• **WHAT TO DO**:
Which lines below hold the word "date"? Report each one.

• **RAW RECORDS**:
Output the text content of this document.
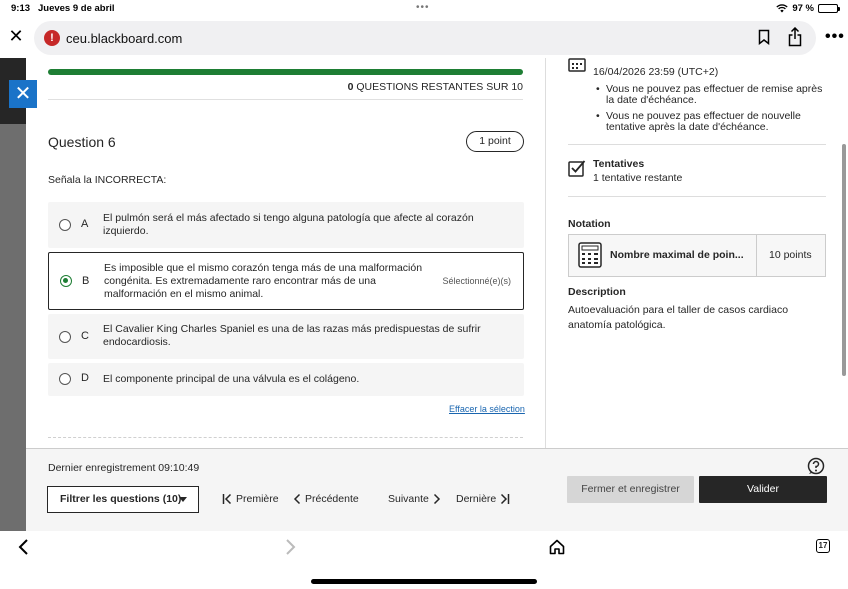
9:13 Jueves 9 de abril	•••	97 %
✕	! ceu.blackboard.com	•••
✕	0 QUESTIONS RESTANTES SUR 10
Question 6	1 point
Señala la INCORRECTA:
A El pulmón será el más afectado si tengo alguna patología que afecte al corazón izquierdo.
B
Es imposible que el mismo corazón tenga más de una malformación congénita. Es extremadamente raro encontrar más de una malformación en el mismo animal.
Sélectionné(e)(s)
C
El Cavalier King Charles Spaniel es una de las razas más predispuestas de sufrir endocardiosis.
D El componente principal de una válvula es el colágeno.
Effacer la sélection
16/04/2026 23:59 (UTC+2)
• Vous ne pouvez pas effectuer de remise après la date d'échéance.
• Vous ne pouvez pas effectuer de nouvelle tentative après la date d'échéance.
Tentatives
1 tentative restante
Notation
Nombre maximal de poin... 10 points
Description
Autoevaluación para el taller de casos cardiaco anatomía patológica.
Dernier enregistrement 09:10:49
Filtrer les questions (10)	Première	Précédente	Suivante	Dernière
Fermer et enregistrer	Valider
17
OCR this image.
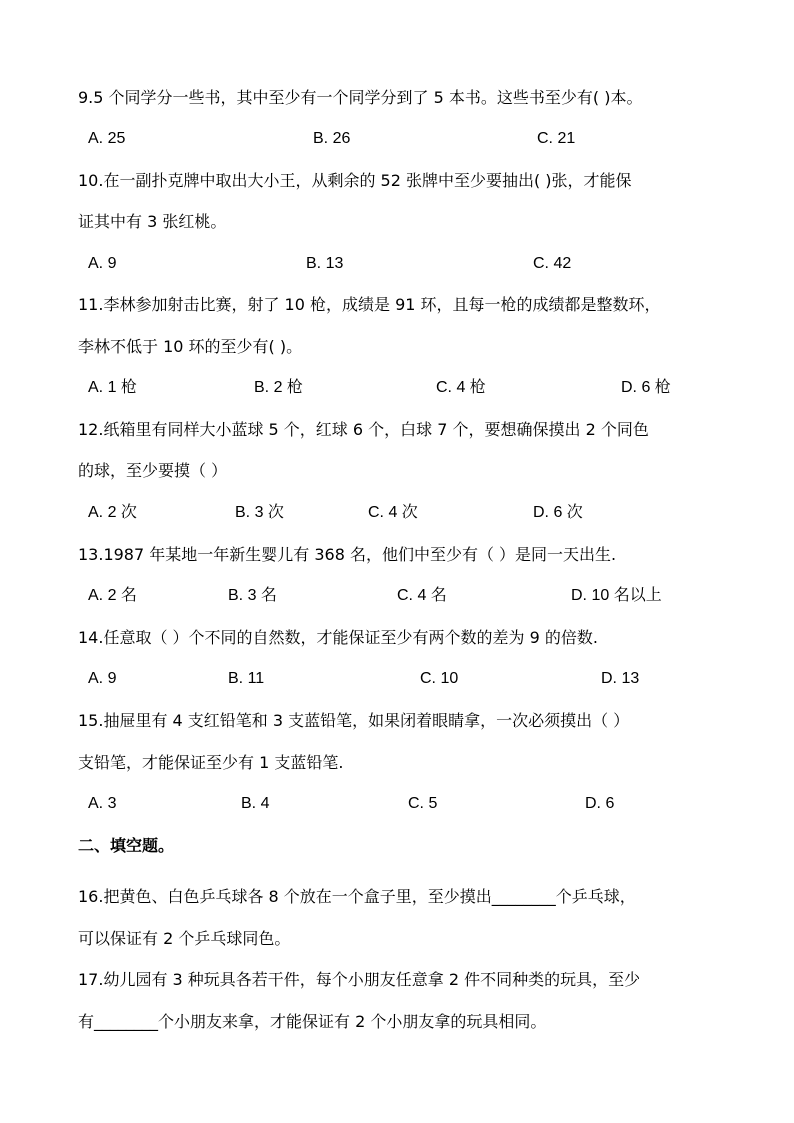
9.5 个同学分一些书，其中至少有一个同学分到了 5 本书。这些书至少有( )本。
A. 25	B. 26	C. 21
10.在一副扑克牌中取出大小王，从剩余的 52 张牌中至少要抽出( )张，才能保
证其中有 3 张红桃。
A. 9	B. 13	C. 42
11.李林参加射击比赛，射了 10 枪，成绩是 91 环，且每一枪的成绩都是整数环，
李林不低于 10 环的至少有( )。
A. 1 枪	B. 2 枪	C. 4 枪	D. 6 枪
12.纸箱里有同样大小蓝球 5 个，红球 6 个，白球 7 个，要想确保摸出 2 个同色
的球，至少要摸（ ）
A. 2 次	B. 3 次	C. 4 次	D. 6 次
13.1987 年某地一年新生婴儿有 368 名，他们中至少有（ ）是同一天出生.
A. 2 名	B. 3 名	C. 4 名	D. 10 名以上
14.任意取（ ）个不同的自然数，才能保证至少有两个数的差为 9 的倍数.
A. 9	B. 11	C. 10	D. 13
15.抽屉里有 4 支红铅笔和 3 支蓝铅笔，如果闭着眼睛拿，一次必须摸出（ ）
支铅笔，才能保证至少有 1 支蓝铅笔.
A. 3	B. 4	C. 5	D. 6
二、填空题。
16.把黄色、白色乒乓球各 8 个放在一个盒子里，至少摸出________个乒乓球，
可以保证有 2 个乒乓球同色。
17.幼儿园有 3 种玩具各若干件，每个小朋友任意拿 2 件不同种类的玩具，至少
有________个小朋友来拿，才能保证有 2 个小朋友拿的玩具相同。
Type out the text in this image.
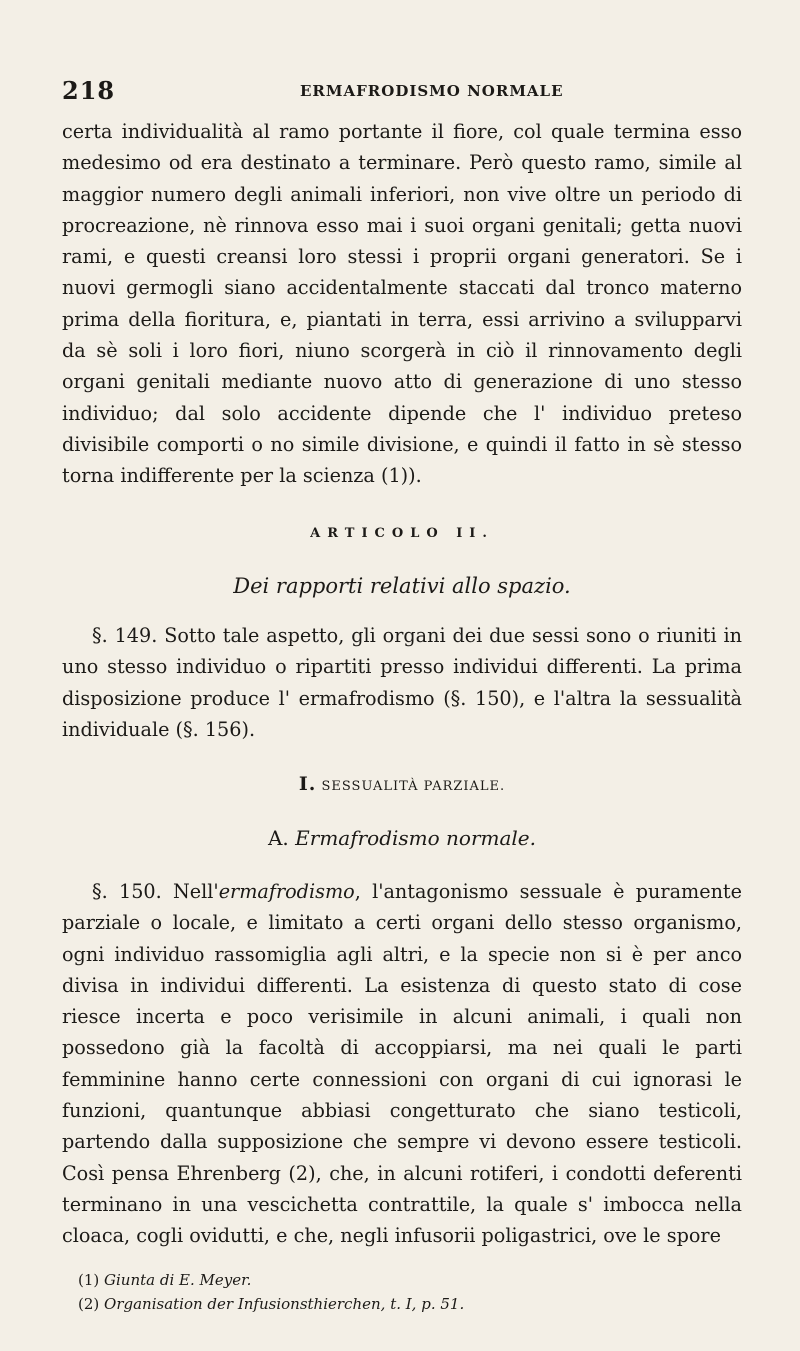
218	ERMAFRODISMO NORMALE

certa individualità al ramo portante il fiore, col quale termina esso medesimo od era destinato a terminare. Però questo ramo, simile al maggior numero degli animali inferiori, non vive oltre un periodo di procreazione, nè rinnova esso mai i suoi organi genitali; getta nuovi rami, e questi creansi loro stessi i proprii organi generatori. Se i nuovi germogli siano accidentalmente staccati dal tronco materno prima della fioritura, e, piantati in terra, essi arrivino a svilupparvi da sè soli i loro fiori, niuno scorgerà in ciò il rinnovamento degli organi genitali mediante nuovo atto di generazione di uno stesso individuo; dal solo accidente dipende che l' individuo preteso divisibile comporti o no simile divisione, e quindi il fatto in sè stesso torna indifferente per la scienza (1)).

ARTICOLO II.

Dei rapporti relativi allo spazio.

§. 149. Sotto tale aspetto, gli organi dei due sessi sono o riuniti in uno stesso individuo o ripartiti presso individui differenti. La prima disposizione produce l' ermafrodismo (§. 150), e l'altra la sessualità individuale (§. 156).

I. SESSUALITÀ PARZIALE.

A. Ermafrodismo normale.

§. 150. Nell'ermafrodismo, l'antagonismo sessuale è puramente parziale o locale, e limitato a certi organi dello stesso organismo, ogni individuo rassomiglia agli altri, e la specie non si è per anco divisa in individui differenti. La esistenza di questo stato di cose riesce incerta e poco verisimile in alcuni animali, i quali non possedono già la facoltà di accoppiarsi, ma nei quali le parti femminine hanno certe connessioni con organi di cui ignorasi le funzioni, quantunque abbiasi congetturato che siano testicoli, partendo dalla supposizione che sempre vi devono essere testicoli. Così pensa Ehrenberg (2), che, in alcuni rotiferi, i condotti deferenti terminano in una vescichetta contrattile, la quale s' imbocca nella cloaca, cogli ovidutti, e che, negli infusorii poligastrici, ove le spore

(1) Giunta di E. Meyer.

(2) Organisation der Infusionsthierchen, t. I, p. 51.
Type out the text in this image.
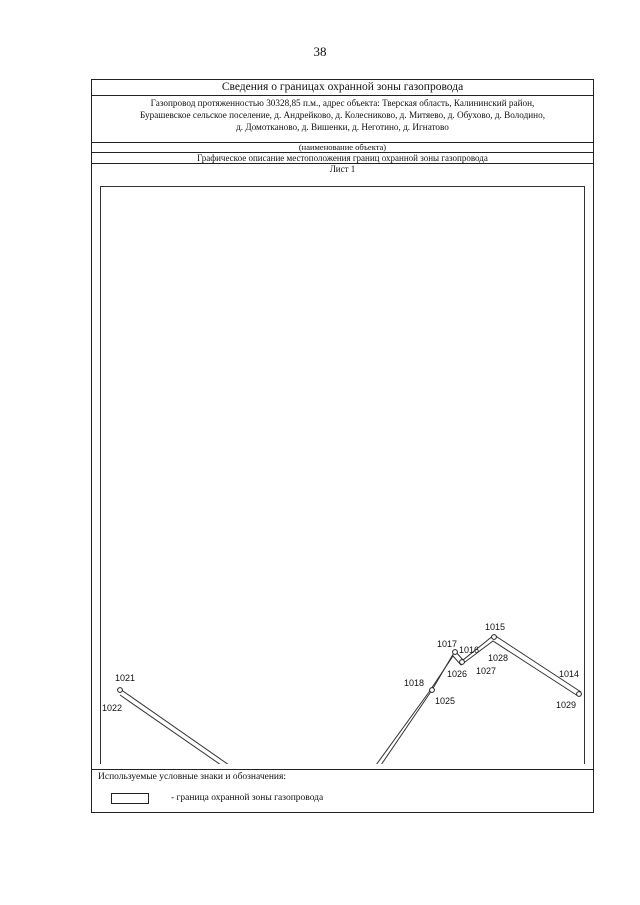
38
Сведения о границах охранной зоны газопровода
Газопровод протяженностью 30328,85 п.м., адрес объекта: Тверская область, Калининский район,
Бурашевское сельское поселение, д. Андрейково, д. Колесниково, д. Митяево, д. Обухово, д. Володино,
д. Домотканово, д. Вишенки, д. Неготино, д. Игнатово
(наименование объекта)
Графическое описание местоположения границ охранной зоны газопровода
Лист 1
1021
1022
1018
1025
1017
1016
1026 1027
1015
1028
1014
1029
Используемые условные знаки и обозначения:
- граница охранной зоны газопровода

• **RESULT OF THE TASK**:
• Vous ne pouvez pas effectuer de remise après la date d'échéance.
• Vous ne pouvez pas effectuer de nouvelle tentative après la date d'échéance.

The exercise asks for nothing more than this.